___ MATERIAL TO PROCESS ___
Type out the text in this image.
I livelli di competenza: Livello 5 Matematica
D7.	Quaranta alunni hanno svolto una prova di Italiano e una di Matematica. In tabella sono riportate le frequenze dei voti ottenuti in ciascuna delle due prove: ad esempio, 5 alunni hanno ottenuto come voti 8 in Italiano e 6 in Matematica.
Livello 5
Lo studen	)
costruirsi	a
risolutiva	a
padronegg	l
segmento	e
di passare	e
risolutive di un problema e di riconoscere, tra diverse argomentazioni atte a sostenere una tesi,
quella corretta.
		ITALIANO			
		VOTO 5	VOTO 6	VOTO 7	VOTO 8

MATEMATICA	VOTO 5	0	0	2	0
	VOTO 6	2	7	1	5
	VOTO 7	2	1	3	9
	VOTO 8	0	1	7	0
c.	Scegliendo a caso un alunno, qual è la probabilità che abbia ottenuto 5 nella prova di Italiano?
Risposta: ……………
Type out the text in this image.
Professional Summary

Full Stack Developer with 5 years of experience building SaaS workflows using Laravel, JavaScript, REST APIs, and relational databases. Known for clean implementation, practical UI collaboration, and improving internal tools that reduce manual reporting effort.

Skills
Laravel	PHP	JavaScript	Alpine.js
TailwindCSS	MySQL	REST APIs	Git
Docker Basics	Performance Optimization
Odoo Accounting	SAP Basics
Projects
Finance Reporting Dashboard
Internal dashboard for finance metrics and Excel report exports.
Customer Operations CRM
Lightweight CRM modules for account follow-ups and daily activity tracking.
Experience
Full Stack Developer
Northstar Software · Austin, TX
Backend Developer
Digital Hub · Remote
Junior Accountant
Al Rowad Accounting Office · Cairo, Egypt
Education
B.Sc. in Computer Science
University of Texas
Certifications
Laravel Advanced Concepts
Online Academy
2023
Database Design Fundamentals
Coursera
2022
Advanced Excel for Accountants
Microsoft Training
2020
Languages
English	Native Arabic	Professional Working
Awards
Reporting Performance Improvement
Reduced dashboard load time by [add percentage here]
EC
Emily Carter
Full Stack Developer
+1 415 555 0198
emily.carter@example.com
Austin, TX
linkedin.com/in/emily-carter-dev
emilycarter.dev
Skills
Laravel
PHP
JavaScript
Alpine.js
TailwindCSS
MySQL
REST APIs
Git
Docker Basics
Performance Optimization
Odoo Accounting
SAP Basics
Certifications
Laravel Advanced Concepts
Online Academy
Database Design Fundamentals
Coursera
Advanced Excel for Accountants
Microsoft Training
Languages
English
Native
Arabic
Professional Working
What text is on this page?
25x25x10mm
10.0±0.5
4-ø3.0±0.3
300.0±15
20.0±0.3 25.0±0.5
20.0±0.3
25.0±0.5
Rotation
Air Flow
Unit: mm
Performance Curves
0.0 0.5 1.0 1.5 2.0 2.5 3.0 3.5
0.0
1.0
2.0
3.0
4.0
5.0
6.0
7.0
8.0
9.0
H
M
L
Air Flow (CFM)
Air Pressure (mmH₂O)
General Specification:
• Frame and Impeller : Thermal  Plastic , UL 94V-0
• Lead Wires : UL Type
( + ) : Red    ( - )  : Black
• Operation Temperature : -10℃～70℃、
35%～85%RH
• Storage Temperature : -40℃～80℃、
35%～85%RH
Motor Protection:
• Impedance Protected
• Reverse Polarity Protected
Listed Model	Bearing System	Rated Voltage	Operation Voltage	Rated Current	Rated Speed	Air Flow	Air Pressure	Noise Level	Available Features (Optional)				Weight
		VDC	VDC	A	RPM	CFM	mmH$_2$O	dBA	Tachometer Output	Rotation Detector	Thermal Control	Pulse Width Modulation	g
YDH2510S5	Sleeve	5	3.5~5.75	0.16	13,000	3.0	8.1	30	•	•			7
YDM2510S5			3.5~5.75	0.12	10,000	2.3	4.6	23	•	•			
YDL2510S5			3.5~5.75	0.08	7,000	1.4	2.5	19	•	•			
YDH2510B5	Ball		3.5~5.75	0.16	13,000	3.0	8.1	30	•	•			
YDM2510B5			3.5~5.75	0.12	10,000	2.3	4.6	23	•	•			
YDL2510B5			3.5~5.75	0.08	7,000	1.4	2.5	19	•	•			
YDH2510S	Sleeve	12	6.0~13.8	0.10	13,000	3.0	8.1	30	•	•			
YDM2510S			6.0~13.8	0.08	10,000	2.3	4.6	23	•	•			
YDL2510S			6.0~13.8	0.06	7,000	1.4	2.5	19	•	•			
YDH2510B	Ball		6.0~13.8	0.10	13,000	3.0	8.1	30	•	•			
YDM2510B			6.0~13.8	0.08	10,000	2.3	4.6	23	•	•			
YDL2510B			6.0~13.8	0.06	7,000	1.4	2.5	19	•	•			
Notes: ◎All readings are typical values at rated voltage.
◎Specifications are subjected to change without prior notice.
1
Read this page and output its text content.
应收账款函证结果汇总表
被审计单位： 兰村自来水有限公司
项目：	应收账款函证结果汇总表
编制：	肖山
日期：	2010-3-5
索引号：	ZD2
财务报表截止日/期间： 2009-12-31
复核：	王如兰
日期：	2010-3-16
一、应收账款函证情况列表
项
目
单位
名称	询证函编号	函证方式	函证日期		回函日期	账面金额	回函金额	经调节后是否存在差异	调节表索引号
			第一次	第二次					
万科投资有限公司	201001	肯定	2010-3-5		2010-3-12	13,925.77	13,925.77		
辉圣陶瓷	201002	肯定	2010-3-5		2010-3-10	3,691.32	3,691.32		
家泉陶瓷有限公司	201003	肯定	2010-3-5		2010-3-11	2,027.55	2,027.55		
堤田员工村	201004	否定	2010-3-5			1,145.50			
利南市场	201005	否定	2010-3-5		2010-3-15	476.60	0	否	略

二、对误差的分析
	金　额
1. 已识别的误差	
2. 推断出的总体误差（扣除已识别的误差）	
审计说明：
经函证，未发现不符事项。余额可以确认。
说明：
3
___
TASK TO CARRY OUT: Your task is to retype all the records above with nothing left out.

TASK SOLUTION:
Type out the text in this image.
I livelli di competenza: Livello 5 Matematica
D7.	Quaranta alunni hanno svolto una prova di Italiano e una di Matematica. In tabella sono riportate le frequenze dei voti ottenuti in ciascuna delle due prove: ad esempio, 5 alunni hanno ottenuto come voti 8 in Italiano e 6 in Matematica.
Livello 5
Lo studen	)
costruirsi	a
risolutiva	a
padronegg	l
segmento	e
di passare	e
risolutive di un problema e di riconoscere, tra diverse argomentazioni atte a sostenere una tesi,
quella corretta.
		ITALIANO			
		VOTO 5	VOTO 6	VOTO 7	VOTO 8

MATEMATICA	VOTO 5	0	0	2	0
	VOTO 6	2	7	1	5
	VOTO 7	2	1	3	9
	VOTO 8	0	1	7	0
c.	Scegliendo a caso un alunno, qual è la probabilità che abbia ottenuto 5 nella prova di Italiano?
Risposta: ……………
Type out the text in this image.
Professional Summary

Full Stack Developer with 5 years of experience building SaaS workflows using Laravel, JavaScript, REST APIs, and relational databases. Known for clean implementation, practical UI collaboration, and improving internal tools that reduce manual reporting effort.

Skills
Laravel	PHP	JavaScript	Alpine.js
TailwindCSS	MySQL	REST APIs	Git
Docker Basics	Performance Optimization
Odoo Accounting	SAP Basics
Projects
Finance Reporting Dashboard
Internal dashboard for finance metrics and Excel report exports.
Customer Operations CRM
Lightweight CRM modules for account follow-ups and daily activity tracking.
Experience
Full Stack Developer
Northstar Software · Austin, TX
Backend Developer
Digital Hub · Remote
Junior Accountant
Al Rowad Accounting Office · Cairo, Egypt
Education
B.Sc. in Computer Science
University of Texas
Certifications
Laravel Advanced Concepts
Online Academy
2023
Database Design Fundamentals
Coursera
2022
Advanced Excel for Accountants
Microsoft Training
2020
Languages
English	Native Arabic	Professional Working
Awards
Reporting Performance Improvement
Reduced dashboard load time by [add percentage here]
EC
Emily Carter
Full Stack Developer
+1 415 555 0198
emily.carter@example.com
Austin, TX
linkedin.com/in/emily-carter-dev
emilycarter.dev
Skills
Laravel
PHP
JavaScript
Alpine.js
TailwindCSS
MySQL
REST APIs
Git
Docker Basics
Performance Optimization
Odoo Accounting
SAP Basics
Certifications
Laravel Advanced Concepts
Online Academy
Database Design Fundamentals
Coursera
Advanced Excel for Accountants
Microsoft Training
Languages
English
Native
Arabic
Professional Working
What text is on this page?
25x25x10mm
10.0±0.5
4-ø3.0±0.3
300.0±15
20.0±0.3 25.0±0.5
20.0±0.3
25.0±0.5
Rotation
Air Flow
Unit: mm
Performance Curves
0.0 0.5 1.0 1.5 2.0 2.5 3.0 3.5
0.0
1.0
2.0
3.0
4.0
5.0
6.0
7.0
8.0
9.0
H
M
L
Air Flow (CFM)
Air Pressure (mmH₂O)
General Specification:
• Frame and Impeller : Thermal  Plastic , UL 94V-0
• Lead Wires : UL Type
( + ) : Red    ( - )  : Black
• Operation Temperature : -10℃～70℃、
35%～85%RH
• Storage Temperature : -40℃～80℃、
35%～85%RH
Motor Protection:
• Impedance Protected
• Reverse Polarity Protected
Listed Model	Bearing System	Rated Voltage	Operation Voltage	Rated Current	Rated Speed	Air Flow	Air Pressure	Noise Level	Available Features (Optional)				Weight
		VDC	VDC	A	RPM	CFM	mmH$_2$O	dBA	Tachometer Output	Rotation Detector	Thermal Control	Pulse Width Modulation	g
YDH2510S5	Sleeve	5	3.5~5.75	0.16	13,000	3.0	8.1	30	•	•			7
YDM2510S5			3.5~5.75	0.12	10,000	2.3	4.6	23	•	•			
YDL2510S5			3.5~5.75	0.08	7,000	1.4	2.5	19	•	•			
YDH2510B5	Ball		3.5~5.75	0.16	13,000	3.0	8.1	30	•	•			
YDM2510B5			3.5~5.75	0.12	10,000	2.3	4.6	23	•	•			
YDL2510B5			3.5~5.75	0.08	7,000	1.4	2.5	19	•	•			
YDH2510S	Sleeve	12	6.0~13.8	0.10	13,000	3.0	8.1	30	•	•			
YDM2510S			6.0~13.8	0.08	10,000	2.3	4.6	23	•	•			
YDL2510S			6.0~13.8	0.06	7,000	1.4	2.5	19	•	•			
YDH2510B	Ball		6.0~13.8	0.10	13,000	3.0	8.1	30	•	•			
YDM2510B			6.0~13.8	0.08	10,000	2.3	4.6	23	•	•			
YDL2510B			6.0~13.8	0.06	7,000	1.4	2.5	19	•	•			
Notes: ◎All readings are typical values at rated voltage.
◎Specifications are subjected to change without prior notice.
1
Read this page and output its text content.
应收账款函证结果汇总表
被审计单位： 兰村自来水有限公司
项目：	应收账款函证结果汇总表
编制：	肖山
日期：	2010-3-5
索引号：	ZD2
财务报表截止日/期间： 2009-12-31
复核：	王如兰
日期：	2010-3-16
一、应收账款函证情况列表
项
目
单位
名称	询证函编号	函证方式	函证日期		回函日期	账面金额	回函金额	经调节后是否存在差异	调节表索引号
			第一次	第二次					
万科投资有限公司	201001	肯定	2010-3-5		2010-3-12	13,925.77	13,925.77		
辉圣陶瓷	201002	肯定	2010-3-5		2010-3-10	3,691.32	3,691.32		
家泉陶瓷有限公司	201003	肯定	2010-3-5		2010-3-11	2,027.55	2,027.55		
堤田员工村	201004	否定	2010-3-5			1,145.50			
利南市场	201005	否定	2010-3-5		2010-3-15	476.60	0	否	略

二、对误差的分析
	金　额
1. 已识别的误差	
2. 推断出的总体误差（扣除已识别的误差）	
审计说明：
经函证，未发现不符事项。余额可以确认。
说明：
3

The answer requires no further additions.